▸ **Work required**: Here are some records; copy every line that holds the word "redazione".

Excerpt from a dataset

_ _ _

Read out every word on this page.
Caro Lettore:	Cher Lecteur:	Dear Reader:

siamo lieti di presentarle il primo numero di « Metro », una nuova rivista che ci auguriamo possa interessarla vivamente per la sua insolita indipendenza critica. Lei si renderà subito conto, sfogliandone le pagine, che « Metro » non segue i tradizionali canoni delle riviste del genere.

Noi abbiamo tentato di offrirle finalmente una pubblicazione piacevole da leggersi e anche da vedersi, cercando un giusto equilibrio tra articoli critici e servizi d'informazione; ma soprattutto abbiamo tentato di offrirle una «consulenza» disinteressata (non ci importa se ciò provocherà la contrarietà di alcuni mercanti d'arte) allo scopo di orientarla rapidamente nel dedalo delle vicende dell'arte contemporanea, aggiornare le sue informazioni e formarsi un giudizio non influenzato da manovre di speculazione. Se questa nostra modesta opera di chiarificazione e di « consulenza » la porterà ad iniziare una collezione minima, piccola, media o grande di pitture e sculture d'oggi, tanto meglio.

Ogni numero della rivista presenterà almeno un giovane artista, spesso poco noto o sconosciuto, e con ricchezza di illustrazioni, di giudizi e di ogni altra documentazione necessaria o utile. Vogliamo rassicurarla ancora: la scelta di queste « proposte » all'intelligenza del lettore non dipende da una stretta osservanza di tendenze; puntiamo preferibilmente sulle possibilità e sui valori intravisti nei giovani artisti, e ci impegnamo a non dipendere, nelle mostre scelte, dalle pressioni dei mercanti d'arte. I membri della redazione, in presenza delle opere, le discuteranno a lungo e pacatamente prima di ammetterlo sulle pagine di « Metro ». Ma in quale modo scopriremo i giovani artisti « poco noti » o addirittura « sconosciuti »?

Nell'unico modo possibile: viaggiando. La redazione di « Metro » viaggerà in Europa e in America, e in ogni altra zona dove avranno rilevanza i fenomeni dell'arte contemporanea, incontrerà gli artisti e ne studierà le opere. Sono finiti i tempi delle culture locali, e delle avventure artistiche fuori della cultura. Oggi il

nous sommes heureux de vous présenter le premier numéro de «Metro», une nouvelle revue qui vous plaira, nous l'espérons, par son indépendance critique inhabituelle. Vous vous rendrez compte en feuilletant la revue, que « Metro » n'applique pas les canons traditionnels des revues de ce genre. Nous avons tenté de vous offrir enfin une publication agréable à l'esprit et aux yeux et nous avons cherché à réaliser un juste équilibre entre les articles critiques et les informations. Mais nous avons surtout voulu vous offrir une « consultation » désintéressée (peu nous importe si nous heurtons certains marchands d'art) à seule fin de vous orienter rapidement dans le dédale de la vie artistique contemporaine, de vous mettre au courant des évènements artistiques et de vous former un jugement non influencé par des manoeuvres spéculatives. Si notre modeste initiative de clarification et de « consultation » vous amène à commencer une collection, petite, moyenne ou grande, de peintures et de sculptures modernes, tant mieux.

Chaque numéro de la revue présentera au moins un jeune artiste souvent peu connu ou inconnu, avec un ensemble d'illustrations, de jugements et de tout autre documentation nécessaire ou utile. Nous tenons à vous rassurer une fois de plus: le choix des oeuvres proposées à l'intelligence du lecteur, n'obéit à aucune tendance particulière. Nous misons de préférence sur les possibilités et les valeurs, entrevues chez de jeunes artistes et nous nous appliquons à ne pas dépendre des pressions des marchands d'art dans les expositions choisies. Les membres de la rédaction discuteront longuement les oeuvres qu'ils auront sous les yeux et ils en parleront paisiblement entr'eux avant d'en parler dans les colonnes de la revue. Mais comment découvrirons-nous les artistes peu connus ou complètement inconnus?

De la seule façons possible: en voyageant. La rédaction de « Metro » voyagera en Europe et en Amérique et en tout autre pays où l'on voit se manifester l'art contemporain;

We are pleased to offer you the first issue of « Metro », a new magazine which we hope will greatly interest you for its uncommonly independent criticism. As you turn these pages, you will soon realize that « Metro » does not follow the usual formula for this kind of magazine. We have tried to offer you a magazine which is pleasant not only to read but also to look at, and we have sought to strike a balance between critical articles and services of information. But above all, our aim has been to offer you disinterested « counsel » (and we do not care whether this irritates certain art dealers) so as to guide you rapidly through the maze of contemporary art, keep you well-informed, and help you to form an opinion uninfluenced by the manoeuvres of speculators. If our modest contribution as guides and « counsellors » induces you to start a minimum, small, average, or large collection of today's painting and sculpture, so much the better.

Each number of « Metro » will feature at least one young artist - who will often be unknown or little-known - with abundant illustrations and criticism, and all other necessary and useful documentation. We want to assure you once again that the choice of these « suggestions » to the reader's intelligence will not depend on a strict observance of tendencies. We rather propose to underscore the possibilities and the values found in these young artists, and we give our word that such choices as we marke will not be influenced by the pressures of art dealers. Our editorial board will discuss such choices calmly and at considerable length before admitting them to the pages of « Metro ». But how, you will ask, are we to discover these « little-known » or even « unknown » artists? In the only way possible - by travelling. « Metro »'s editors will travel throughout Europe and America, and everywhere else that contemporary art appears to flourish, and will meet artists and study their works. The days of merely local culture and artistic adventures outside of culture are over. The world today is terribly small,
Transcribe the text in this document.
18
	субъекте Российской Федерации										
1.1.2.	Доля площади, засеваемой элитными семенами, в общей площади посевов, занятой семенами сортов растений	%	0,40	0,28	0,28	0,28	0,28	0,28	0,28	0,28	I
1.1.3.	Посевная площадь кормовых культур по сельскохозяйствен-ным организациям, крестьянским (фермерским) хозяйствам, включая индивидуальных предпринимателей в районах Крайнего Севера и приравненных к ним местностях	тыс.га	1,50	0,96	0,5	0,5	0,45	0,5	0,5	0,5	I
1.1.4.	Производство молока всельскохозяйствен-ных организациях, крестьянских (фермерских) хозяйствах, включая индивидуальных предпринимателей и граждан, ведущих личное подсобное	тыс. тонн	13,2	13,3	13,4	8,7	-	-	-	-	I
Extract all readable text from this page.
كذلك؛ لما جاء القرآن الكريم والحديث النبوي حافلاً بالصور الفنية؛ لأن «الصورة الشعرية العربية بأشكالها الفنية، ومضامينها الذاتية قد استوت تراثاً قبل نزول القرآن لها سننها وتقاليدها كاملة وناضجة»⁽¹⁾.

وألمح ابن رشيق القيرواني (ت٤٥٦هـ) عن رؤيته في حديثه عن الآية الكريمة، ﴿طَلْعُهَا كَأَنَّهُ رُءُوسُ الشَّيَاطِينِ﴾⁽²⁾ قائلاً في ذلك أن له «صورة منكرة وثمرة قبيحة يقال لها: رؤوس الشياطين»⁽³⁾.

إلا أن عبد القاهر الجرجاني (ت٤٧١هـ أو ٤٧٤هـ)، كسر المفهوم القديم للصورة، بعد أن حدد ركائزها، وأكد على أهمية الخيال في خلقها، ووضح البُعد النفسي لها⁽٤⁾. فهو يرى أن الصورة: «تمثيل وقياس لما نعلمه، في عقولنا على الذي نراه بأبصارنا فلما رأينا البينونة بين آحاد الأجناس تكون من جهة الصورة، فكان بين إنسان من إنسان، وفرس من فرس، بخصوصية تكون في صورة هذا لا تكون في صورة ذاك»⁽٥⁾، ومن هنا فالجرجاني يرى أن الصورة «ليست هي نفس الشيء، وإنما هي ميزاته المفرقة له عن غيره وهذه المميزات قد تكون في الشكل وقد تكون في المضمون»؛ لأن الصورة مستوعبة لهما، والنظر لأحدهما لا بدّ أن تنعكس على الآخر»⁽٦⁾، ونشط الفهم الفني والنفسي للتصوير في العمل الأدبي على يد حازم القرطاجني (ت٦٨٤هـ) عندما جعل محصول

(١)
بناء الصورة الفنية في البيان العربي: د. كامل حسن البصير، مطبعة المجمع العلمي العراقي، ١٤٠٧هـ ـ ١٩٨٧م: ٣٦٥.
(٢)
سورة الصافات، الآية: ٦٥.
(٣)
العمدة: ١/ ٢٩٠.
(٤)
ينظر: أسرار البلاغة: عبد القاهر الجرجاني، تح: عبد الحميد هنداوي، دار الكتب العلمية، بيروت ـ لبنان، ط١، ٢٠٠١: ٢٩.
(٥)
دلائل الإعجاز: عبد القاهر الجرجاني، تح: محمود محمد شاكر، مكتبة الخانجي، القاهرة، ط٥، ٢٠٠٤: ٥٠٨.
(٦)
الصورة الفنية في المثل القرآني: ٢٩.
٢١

_ _ _

▸ **Result of this task**:
Ogni numero della rivista presenterà almeno un giovane artista, spesso poco noto o sconosciuto, e con ricchezza di illustrazioni, di giudizi e di ogni altra documentazione necessaria o utile. Vogliamo rassicurarla ancora: la scelta di queste « proposte » all'intelligenza del lettore non dipende da una stretta osservanza di tendenze; puntiamo preferibilmente sulle possibilità e sui valori intravisti nei giovani artisti, e ci impegnamo a non dipendere, nelle mostre scelte, dalle pressioni dei mercanti d'arte. I membri della redazione, in presenza delle opere, le discuteranno a lungo e pacatamente prima di ammetterlo sulle pagine di « Metro ». Ma in quale modo scopriremo i giovani artisti « poco noti » o addirittura « sconosciuti »?
Nell'unico modo possibile: viaggiando. La redazione di « Metro » viaggerà in Europa e in America, e in ogni altra zona dove avranno rilevanza i fenomeni dell'arte contemporanea, incontrerà gli artisti e ne studierà le opere. Sono finiti i tempi delle culture locali, e delle avventure artistiche fuori della cultura. Oggi il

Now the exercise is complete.